[Start]

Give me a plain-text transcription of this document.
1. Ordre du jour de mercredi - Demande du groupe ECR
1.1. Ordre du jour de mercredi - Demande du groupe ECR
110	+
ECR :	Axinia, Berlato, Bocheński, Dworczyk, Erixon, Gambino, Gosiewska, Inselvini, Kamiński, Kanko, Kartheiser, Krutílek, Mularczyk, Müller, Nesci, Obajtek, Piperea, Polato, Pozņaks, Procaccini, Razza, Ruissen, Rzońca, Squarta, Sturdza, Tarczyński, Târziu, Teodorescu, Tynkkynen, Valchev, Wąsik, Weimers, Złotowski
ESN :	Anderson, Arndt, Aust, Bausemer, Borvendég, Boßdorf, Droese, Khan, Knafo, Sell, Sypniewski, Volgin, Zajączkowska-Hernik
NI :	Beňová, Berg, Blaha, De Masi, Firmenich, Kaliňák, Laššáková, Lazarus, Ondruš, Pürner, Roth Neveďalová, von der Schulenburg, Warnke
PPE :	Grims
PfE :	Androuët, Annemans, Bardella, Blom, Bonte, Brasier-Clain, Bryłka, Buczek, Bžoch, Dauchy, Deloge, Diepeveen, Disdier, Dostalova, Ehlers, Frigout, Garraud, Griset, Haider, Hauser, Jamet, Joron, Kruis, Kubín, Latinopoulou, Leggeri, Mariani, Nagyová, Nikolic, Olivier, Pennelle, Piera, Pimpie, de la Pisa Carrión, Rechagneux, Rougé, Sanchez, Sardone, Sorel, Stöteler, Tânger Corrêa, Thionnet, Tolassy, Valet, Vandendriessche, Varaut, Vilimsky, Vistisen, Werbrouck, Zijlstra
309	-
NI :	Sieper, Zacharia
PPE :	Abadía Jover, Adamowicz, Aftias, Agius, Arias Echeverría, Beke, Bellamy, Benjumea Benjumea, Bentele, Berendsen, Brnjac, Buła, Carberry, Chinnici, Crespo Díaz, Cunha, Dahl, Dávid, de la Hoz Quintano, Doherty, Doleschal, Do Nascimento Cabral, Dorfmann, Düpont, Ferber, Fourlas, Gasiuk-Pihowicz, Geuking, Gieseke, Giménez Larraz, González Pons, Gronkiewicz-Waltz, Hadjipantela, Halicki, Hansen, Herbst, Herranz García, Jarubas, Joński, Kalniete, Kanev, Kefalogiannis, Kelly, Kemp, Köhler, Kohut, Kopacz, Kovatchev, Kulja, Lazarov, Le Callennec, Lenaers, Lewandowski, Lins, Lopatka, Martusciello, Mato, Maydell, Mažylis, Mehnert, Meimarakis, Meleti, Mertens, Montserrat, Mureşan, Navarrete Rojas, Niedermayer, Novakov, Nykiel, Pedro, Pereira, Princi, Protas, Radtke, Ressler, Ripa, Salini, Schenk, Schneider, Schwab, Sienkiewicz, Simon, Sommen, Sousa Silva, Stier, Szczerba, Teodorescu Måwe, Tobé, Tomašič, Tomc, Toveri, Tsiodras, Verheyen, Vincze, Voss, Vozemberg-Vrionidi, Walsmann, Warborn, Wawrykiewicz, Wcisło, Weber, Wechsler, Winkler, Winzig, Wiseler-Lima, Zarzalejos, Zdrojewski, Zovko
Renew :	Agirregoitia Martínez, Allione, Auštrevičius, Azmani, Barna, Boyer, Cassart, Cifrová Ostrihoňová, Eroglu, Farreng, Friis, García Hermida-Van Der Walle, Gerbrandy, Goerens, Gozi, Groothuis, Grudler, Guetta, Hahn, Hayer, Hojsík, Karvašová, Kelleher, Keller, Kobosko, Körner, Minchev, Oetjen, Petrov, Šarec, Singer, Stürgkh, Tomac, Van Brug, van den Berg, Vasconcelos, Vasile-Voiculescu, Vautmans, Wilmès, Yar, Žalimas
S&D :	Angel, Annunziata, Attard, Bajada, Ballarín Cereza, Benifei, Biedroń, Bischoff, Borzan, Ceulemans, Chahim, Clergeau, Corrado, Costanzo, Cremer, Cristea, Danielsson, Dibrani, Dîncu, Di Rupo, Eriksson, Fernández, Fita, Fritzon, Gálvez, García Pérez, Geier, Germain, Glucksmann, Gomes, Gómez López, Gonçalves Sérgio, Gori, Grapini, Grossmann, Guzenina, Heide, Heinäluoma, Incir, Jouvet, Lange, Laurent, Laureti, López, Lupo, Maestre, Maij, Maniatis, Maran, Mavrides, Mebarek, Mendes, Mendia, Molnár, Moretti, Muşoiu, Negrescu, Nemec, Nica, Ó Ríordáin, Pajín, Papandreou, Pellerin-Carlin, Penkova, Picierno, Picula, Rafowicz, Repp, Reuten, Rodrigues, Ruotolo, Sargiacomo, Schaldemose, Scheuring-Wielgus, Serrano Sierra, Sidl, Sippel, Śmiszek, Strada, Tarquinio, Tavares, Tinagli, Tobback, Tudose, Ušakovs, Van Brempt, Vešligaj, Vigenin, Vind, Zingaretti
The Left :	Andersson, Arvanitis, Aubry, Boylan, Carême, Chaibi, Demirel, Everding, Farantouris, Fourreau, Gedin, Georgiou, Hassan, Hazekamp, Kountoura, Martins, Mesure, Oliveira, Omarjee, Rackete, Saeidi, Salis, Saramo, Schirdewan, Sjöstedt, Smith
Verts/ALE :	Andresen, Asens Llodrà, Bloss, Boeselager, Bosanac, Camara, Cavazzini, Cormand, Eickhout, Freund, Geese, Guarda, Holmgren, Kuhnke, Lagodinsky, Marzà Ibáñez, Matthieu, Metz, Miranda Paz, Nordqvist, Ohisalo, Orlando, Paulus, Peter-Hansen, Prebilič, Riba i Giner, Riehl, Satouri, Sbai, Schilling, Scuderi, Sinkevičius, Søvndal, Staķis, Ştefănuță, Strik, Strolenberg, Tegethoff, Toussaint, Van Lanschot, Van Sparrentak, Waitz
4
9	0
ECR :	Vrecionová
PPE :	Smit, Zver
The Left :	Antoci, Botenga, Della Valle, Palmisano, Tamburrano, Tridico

[End]

Direction
In the data above, count the lines where the word "jour" appears; reply with the number only.

Output
2